[Collected data]
## BEGIN
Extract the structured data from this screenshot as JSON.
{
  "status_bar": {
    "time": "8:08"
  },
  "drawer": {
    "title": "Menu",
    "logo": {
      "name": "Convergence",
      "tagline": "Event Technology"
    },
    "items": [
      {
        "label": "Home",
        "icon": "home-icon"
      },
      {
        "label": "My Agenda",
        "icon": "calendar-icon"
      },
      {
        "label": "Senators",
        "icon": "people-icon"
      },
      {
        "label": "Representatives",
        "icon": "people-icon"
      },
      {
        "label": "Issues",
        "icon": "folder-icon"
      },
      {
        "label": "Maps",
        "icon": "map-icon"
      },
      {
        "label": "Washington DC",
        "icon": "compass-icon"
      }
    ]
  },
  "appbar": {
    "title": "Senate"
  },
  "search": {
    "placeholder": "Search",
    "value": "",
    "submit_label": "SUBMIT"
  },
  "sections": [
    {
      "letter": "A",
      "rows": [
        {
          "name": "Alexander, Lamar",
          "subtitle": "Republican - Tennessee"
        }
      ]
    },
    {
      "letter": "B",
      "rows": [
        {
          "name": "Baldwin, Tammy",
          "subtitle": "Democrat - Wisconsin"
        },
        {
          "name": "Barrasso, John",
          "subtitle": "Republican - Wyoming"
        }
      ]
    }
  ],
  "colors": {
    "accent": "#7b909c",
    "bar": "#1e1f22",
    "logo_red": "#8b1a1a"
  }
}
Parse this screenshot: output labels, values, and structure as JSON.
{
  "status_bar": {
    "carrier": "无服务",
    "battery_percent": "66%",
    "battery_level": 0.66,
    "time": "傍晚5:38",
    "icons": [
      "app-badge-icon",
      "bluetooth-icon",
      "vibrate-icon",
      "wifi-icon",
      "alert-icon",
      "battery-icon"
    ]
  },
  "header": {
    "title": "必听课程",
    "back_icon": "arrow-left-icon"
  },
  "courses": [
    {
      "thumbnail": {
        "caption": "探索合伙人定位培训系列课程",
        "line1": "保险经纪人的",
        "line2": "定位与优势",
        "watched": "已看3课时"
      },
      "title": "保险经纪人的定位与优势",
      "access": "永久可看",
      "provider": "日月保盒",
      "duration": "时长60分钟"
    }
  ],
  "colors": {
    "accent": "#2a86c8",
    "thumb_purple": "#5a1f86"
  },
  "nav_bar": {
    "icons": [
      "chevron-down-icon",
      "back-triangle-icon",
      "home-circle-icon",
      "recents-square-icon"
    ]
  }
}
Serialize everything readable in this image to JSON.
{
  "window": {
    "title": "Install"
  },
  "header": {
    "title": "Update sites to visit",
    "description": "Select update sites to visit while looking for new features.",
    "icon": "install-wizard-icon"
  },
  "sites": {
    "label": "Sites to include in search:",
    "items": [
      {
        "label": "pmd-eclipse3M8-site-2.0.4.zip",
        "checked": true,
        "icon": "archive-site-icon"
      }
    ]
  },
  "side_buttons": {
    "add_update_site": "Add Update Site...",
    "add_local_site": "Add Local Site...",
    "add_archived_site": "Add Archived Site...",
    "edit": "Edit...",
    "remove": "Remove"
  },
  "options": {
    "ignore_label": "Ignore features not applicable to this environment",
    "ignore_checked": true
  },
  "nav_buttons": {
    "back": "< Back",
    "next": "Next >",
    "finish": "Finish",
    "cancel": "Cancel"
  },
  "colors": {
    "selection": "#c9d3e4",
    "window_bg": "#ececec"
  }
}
## END
EXERCISE INSTRUCTIONS: Transcribe every line of the data, exactly as it stands.

OUTPUT FOR THIS EXERCISE:
Extract the structured data from this screenshot as JSON.
{
  "status_bar": {
    "time": "8:08"
  },
  "drawer": {
    "title": "Menu",
    "logo": {
      "name": "Convergence",
      "tagline": "Event Technology"
    },
    "items": [
      {
        "label": "Home",
        "icon": "home-icon"
      },
      {
        "label": "My Agenda",
        "icon": "calendar-icon"
      },
      {
        "label": "Senators",
        "icon": "people-icon"
      },
      {
        "label": "Representatives",
        "icon": "people-icon"
      },
      {
        "label": "Issues",
        "icon": "folder-icon"
      },
      {
        "label": "Maps",
        "icon": "map-icon"
      },
      {
        "label": "Washington DC",
        "icon": "compass-icon"
      }
    ]
  },
  "appbar": {
    "title": "Senate"
  },
  "search": {
    "placeholder": "Search",
    "value": "",
    "submit_label": "SUBMIT"
  },
  "sections": [
    {
      "letter": "A",
      "rows": [
        {
          "name": "Alexander, Lamar",
          "subtitle": "Republican - Tennessee"
        }
      ]
    },
    {
      "letter": "B",
      "rows": [
        {
          "name": "Baldwin, Tammy",
          "subtitle": "Democrat - Wisconsin"
        },
        {
          "name": "Barrasso, John",
          "subtitle": "Republican - Wyoming"
        }
      ]
    }
  ],
  "colors": {
    "accent": "#7b909c",
    "bar": "#1e1f22",
    "logo_red": "#8b1a1a"
  }
}
Parse this screenshot: output labels, values, and structure as JSON.
{
  "status_bar": {
    "carrier": "无服务",
    "battery_percent": "66%",
    "battery_level": 0.66,
    "time": "傍晚5:38",
    "icons": [
      "app-badge-icon",
      "bluetooth-icon",
      "vibrate-icon",
      "wifi-icon",
      "alert-icon",
      "battery-icon"
    ]
  },
  "header": {
    "title": "必听课程",
    "back_icon": "arrow-left-icon"
  },
  "courses": [
    {
      "thumbnail": {
        "caption": "探索合伙人定位培训系列课程",
        "line1": "保险经纪人的",
        "line2": "定位与优势",
        "watched": "已看3课时"
      },
      "title": "保险经纪人的定位与优势",
      "access": "永久可看",
      "provider": "日月保盒",
      "duration": "时长60分钟"
    }
  ],
  "colors": {
    "accent": "#2a86c8",
    "thumb_purple": "#5a1f86"
  },
  "nav_bar": {
    "icons": [
      "chevron-down-icon",
      "back-triangle-icon",
      "home-circle-icon",
      "recents-square-icon"
    ]
  }
}
Serialize everything readable in this image to JSON.
{
  "window": {
    "title": "Install"
  },
  "header": {
    "title": "Update sites to visit",
    "description": "Select update sites to visit while looking for new features.",
    "icon": "install-wizard-icon"
  },
  "sites": {
    "label": "Sites to include in search:",
    "items": [
      {
        "label": "pmd-eclipse3M8-site-2.0.4.zip",
        "checked": true,
        "icon": "archive-site-icon"
      }
    ]
  },
  "side_buttons": {
    "add_update_site": "Add Update Site...",
    "add_local_site": "Add Local Site...",
    "add_archived_site": "Add Archived Site...",
    "edit": "Edit...",
    "remove": "Remove"
  },
  "options": {
    "ignore_label": "Ignore features not applicable to this environment",
    "ignore_checked": true
  },
  "nav_buttons": {
    "back": "< Back",
    "next": "Next >",
    "finish": "Finish",
    "cancel": "Cancel"
  },
  "colors": {
    "selection": "#c9d3e4",
    "window_bg": "#ececec"
  }
}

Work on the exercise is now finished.